--- start Records for this task ---

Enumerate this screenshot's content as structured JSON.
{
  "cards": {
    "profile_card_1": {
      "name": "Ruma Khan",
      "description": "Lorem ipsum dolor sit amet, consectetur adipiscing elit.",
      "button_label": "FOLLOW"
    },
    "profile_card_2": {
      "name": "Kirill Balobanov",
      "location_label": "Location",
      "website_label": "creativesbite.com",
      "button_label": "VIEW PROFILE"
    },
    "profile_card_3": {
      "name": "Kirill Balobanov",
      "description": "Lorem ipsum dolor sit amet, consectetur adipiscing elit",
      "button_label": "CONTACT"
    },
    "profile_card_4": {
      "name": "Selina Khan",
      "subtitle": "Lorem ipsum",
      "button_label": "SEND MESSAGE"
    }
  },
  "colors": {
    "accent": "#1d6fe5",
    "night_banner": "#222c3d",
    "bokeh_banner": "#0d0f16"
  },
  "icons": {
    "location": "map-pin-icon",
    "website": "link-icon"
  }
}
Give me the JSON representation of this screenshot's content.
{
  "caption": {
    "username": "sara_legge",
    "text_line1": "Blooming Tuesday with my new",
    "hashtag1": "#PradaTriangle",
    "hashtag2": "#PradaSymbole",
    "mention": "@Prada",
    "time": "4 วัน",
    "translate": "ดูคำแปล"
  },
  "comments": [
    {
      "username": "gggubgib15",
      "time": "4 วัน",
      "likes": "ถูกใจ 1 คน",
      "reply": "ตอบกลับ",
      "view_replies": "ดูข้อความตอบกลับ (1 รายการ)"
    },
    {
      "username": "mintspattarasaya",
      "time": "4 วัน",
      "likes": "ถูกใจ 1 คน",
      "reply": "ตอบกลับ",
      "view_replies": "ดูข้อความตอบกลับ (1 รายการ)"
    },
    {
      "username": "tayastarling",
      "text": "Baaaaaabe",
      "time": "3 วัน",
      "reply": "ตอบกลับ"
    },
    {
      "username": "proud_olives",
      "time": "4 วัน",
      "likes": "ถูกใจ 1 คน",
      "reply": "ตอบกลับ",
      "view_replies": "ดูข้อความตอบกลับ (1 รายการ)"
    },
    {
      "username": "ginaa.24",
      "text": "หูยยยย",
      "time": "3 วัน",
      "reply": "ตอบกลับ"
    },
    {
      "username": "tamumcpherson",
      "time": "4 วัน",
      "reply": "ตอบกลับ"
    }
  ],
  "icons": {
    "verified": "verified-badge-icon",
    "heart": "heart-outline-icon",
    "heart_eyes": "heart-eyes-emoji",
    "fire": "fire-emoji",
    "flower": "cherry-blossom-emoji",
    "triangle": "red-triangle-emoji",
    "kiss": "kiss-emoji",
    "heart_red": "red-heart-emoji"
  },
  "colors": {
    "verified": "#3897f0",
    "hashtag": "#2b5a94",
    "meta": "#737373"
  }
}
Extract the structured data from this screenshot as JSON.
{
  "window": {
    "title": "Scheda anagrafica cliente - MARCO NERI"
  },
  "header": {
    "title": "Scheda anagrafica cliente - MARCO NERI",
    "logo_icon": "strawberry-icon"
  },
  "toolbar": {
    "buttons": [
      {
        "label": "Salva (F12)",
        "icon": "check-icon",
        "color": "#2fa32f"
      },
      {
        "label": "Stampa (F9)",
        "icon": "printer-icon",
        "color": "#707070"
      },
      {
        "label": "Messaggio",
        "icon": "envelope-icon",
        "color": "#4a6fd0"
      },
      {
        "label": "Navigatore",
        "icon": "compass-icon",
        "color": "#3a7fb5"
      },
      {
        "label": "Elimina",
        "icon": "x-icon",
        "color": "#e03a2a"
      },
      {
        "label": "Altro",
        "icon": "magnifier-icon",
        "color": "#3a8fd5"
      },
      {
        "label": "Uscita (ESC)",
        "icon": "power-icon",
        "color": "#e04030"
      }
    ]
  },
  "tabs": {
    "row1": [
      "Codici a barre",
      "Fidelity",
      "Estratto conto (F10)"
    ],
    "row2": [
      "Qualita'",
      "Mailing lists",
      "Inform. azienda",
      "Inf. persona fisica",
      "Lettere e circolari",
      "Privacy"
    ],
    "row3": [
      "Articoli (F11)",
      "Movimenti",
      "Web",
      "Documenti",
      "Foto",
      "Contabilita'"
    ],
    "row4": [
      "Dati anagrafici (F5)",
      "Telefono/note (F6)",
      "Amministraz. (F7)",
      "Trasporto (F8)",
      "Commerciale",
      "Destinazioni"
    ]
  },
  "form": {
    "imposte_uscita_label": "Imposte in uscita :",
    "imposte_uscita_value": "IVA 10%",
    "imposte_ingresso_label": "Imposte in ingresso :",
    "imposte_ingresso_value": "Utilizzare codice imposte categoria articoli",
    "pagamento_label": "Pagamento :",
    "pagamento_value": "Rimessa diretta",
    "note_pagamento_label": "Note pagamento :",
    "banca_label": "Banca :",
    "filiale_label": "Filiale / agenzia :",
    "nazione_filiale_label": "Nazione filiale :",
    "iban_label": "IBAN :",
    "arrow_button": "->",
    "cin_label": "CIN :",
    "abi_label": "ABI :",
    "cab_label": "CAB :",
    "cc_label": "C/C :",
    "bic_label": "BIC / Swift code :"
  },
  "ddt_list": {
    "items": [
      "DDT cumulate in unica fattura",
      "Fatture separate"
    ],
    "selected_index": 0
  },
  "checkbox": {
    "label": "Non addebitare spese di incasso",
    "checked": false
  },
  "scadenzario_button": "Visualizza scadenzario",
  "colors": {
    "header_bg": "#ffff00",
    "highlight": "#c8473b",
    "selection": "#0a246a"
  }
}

--- end Records for this task ---

--- Stated task ---
Make an exact copy of every line in the data.

--- Exercise response ---
Enumerate this screenshot's content as structured JSON.
{
  "cards": {
    "profile_card_1": {
      "name": "Ruma Khan",
      "description": "Lorem ipsum dolor sit amet, consectetur adipiscing elit.",
      "button_label": "FOLLOW"
    },
    "profile_card_2": {
      "name": "Kirill Balobanov",
      "location_label": "Location",
      "website_label": "creativesbite.com",
      "button_label": "VIEW PROFILE"
    },
    "profile_card_3": {
      "name": "Kirill Balobanov",
      "description": "Lorem ipsum dolor sit amet, consectetur adipiscing elit",
      "button_label": "CONTACT"
    },
    "profile_card_4": {
      "name": "Selina Khan",
      "subtitle": "Lorem ipsum",
      "button_label": "SEND MESSAGE"
    }
  },
  "colors": {
    "accent": "#1d6fe5",
    "night_banner": "#222c3d",
    "bokeh_banner": "#0d0f16"
  },
  "icons": {
    "location": "map-pin-icon",
    "website": "link-icon"
  }
}
Give me the JSON representation of this screenshot's content.
{
  "caption": {
    "username": "sara_legge",
    "text_line1": "Blooming Tuesday with my new",
    "hashtag1": "#PradaTriangle",
    "hashtag2": "#PradaSymbole",
    "mention": "@Prada",
    "time": "4 วัน",
    "translate": "ดูคำแปล"
  },
  "comments": [
    {
      "username": "gggubgib15",
      "time": "4 วัน",
      "likes": "ถูกใจ 1 คน",
      "reply": "ตอบกลับ",
      "view_replies": "ดูข้อความตอบกลับ (1 รายการ)"
    },
    {
      "username": "mintspattarasaya",
      "time": "4 วัน",
      "likes": "ถูกใจ 1 คน",
      "reply": "ตอบกลับ",
      "view_replies": "ดูข้อความตอบกลับ (1 รายการ)"
    },
    {
      "username": "tayastarling",
      "text": "Baaaaaabe",
      "time": "3 วัน",
      "reply": "ตอบกลับ"
    },
    {
      "username": "proud_olives",
      "time": "4 วัน",
      "likes": "ถูกใจ 1 คน",
      "reply": "ตอบกลับ",
      "view_replies": "ดูข้อความตอบกลับ (1 รายการ)"
    },
    {
      "username": "ginaa.24",
      "text": "หูยยยย",
      "time": "3 วัน",
      "reply": "ตอบกลับ"
    },
    {
      "username": "tamumcpherson",
      "time": "4 วัน",
      "reply": "ตอบกลับ"
    }
  ],
  "icons": {
    "verified": "verified-badge-icon",
    "heart": "heart-outline-icon",
    "heart_eyes": "heart-eyes-emoji",
    "fire": "fire-emoji",
    "flower": "cherry-blossom-emoji",
    "triangle": "red-triangle-emoji",
    "kiss": "kiss-emoji",
    "heart_red": "red-heart-emoji"
  },
  "colors": {
    "verified": "#3897f0",
    "hashtag": "#2b5a94",
    "meta": "#737373"
  }
}
Extract the structured data from this screenshot as JSON.
{
  "window": {
    "title": "Scheda anagrafica cliente - MARCO NERI"
  },
  "header": {
    "title": "Scheda anagrafica cliente - MARCO NERI",
    "logo_icon": "strawberry-icon"
  },
  "toolbar": {
    "buttons": [
      {
        "label": "Salva (F12)",
        "icon": "check-icon",
        "color": "#2fa32f"
      },
      {
        "label": "Stampa (F9)",
        "icon": "printer-icon",
        "color": "#707070"
      },
      {
        "label": "Messaggio",
        "icon": "envelope-icon",
        "color": "#4a6fd0"
      },
      {
        "label": "Navigatore",
        "icon": "compass-icon",
        "color": "#3a7fb5"
      },
      {
        "label": "Elimina",
        "icon": "x-icon",
        "color": "#e03a2a"
      },
      {
        "label": "Altro",
        "icon": "magnifier-icon",
        "color": "#3a8fd5"
      },
      {
        "label": "Uscita (ESC)",
        "icon": "power-icon",
        "color": "#e04030"
      }
    ]
  },
  "tabs": {
    "row1": [
      "Codici a barre",
      "Fidelity",
      "Estratto conto (F10)"
    ],
    "row2": [
      "Qualita'",
      "Mailing lists",
      "Inform. azienda",
      "Inf. persona fisica",
      "Lettere e circolari",
      "Privacy"
    ],
    "row3": [
      "Articoli (F11)",
      "Movimenti",
      "Web",
      "Documenti",
      "Foto",
      "Contabilita'"
    ],
    "row4": [
      "Dati anagrafici (F5)",
      "Telefono/note (F6)",
      "Amministraz. (F7)",
      "Trasporto (F8)",
      "Commerciale",
      "Destinazioni"
    ]
  },
  "form": {
    "imposte_uscita_label": "Imposte in uscita :",
    "imposte_uscita_value": "IVA 10%",
    "imposte_ingresso_label": "Imposte in ingresso :",
    "imposte_ingresso_value": "Utilizzare codice imposte categoria articoli",
    "pagamento_label": "Pagamento :",
    "pagamento_value": "Rimessa diretta",
    "note_pagamento_label": "Note pagamento :",
    "banca_label": "Banca :",
    "filiale_label": "Filiale / agenzia :",
    "nazione_filiale_label": "Nazione filiale :",
    "iban_label": "IBAN :",
    "arrow_button": "->",
    "cin_label": "CIN :",
    "abi_label": "ABI :",
    "cab_label": "CAB :",
    "cc_label": "C/C :",
    "bic_label": "BIC / Swift code :"
  },
  "ddt_list": {
    "items": [
      "DDT cumulate in unica fattura",
      "Fatture separate"
    ],
    "selected_index": 0
  },
  "checkbox": {
    "label": "Non addebitare spese di incasso",
    "checked": false
  },
  "scadenzario_button": "Visualizza scadenzario",
  "colors": {
    "header_bg": "#ffff00",
    "highlight": "#c8473b",
    "selection": "#0a246a"
  }
}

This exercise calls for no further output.